:: EXERCISE GOAL ::
Every entry below must appear again, exactly as written.

----

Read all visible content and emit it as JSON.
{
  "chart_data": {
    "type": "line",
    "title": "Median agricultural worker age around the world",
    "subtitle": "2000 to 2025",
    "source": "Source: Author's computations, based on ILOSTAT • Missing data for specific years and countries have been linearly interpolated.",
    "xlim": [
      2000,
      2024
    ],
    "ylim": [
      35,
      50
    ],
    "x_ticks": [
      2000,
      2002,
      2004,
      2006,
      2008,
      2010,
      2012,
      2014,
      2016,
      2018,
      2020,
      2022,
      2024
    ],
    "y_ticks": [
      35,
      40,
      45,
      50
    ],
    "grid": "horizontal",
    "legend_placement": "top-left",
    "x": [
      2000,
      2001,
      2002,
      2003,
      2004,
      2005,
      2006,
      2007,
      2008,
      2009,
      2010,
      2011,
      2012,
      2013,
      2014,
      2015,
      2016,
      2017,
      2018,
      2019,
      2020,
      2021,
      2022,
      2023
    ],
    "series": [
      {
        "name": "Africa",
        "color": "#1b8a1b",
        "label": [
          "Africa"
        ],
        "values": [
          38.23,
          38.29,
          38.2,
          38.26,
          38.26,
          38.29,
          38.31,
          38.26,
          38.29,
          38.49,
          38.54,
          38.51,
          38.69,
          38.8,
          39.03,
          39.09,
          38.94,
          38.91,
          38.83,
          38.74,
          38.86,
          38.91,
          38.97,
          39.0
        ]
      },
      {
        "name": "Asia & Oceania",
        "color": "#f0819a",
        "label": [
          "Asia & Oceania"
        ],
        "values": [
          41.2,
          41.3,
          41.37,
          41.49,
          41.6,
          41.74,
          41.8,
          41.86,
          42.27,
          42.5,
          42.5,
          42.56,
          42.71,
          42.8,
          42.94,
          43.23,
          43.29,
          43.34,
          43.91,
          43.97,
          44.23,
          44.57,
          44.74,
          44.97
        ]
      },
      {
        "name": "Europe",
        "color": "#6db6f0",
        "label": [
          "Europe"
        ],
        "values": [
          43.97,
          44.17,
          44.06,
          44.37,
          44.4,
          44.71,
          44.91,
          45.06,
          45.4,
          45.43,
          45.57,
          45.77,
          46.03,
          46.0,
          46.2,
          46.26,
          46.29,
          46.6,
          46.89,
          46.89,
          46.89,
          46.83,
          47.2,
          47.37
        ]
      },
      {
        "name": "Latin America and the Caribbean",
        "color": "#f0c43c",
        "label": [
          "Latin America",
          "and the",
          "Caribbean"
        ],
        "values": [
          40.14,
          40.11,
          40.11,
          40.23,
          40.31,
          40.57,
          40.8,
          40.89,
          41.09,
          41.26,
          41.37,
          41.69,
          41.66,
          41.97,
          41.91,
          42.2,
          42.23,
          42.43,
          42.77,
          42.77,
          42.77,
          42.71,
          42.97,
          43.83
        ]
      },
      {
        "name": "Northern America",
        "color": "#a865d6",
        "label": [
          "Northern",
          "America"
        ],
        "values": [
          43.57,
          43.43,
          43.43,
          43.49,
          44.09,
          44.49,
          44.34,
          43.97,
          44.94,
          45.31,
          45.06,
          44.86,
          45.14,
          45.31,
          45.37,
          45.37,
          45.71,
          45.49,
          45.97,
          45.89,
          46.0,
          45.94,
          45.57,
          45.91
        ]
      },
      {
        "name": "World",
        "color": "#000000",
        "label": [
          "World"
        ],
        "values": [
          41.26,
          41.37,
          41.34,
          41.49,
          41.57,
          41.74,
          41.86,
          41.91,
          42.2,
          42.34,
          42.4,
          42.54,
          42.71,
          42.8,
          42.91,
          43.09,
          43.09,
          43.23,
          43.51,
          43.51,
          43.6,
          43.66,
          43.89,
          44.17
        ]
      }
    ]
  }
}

----

:: RESPONSE ::
Read all visible content and emit it as JSON.
{
  "chart_data": {
    "type": "line",
    "title": "Median agricultural worker age around the world",
    "subtitle": "2000 to 2025",
    "source": "Source: Author's computations, based on ILOSTAT • Missing data for specific years and countries have been linearly interpolated.",
    "xlim": [
      2000,
      2024
    ],
    "ylim": [
      35,
      50
    ],
    "x_ticks": [
      2000,
      2002,
      2004,
      2006,
      2008,
      2010,
      2012,
      2014,
      2016,
      2018,
      2020,
      2022,
      2024
    ],
    "y_ticks": [
      35,
      40,
      45,
      50
    ],
    "grid": "horizontal",
    "legend_placement": "top-left",
    "x": [
      2000,
      2001,
      2002,
      2003,
      2004,
      2005,
      2006,
      2007,
      2008,
      2009,
      2010,
      2011,
      2012,
      2013,
      2014,
      2015,
      2016,
      2017,
      2018,
      2019,
      2020,
      2021,
      2022,
      2023
    ],
    "series": [
      {
        "name": "Africa",
        "color": "#1b8a1b",
        "label": [
          "Africa"
        ],
        "values": [
          38.23,
          38.29,
          38.2,
          38.26,
          38.26,
          38.29,
          38.31,
          38.26,
          38.29,
          38.49,
          38.54,
          38.51,
          38.69,
          38.8,
          39.03,
          39.09,
          38.94,
          38.91,
          38.83,
          38.74,
          38.86,
          38.91,
          38.97,
          39.0
        ]
      },
      {
        "name": "Asia & Oceania",
        "color": "#f0819a",
        "label": [
          "Asia & Oceania"
        ],
        "values": [
          41.2,
          41.3,
          41.37,
          41.49,
          41.6,
          41.74,
          41.8,
          41.86,
          42.27,
          42.5,
          42.5,
          42.56,
          42.71,
          42.8,
          42.94,
          43.23,
          43.29,
          43.34,
          43.91,
          43.97,
          44.23,
          44.57,
          44.74,
          44.97
        ]
      },
      {
        "name": "Europe",
        "color": "#6db6f0",
        "label": [
          "Europe"
        ],
        "values": [
          43.97,
          44.17,
          44.06,
          44.37,
          44.4,
          44.71,
          44.91,
          45.06,
          45.4,
          45.43,
          45.57,
          45.77,
          46.03,
          46.0,
          46.2,
          46.26,
          46.29,
          46.6,
          46.89,
          46.89,
          46.89,
          46.83,
          47.2,
          47.37
        ]
      },
      {
        "name": "Latin America and the Caribbean",
        "color": "#f0c43c",
        "label": [
          "Latin America",
          "and the",
          "Caribbean"
        ],
        "values": [
          40.14,
          40.11,
          40.11,
          40.23,
          40.31,
          40.57,
          40.8,
          40.89,
          41.09,
          41.26,
          41.37,
          41.69,
          41.66,
          41.97,
          41.91,
          42.2,
          42.23,
          42.43,
          42.77,
          42.77,
          42.77,
          42.71,
          42.97,
          43.83
        ]
      },
      {
        "name": "Northern America",
        "color": "#a865d6",
        "label": [
          "Northern",
          "America"
        ],
        "values": [
          43.57,
          43.43,
          43.43,
          43.49,
          44.09,
          44.49,
          44.34,
          43.97,
          44.94,
          45.31,
          45.06,
          44.86,
          45.14,
          45.31,
          45.37,
          45.37,
          45.71,
          45.49,
          45.97,
          45.89,
          46.0,
          45.94,
          45.57,
          45.91
        ]
      },
      {
        "name": "World",
        "color": "#000000",
        "label": [
          "World"
        ],
        "values": [
          41.26,
          41.37,
          41.34,
          41.49,
          41.57,
          41.74,
          41.86,
          41.91,
          42.2,
          42.34,
          42.4,
          42.54,
          42.71,
          42.8,
          42.91,
          43.09,
          43.09,
          43.23,
          43.51,
          43.51,
          43.6,
          43.66,
          43.89,
          44.17
        ]
      }
    ]
  }
}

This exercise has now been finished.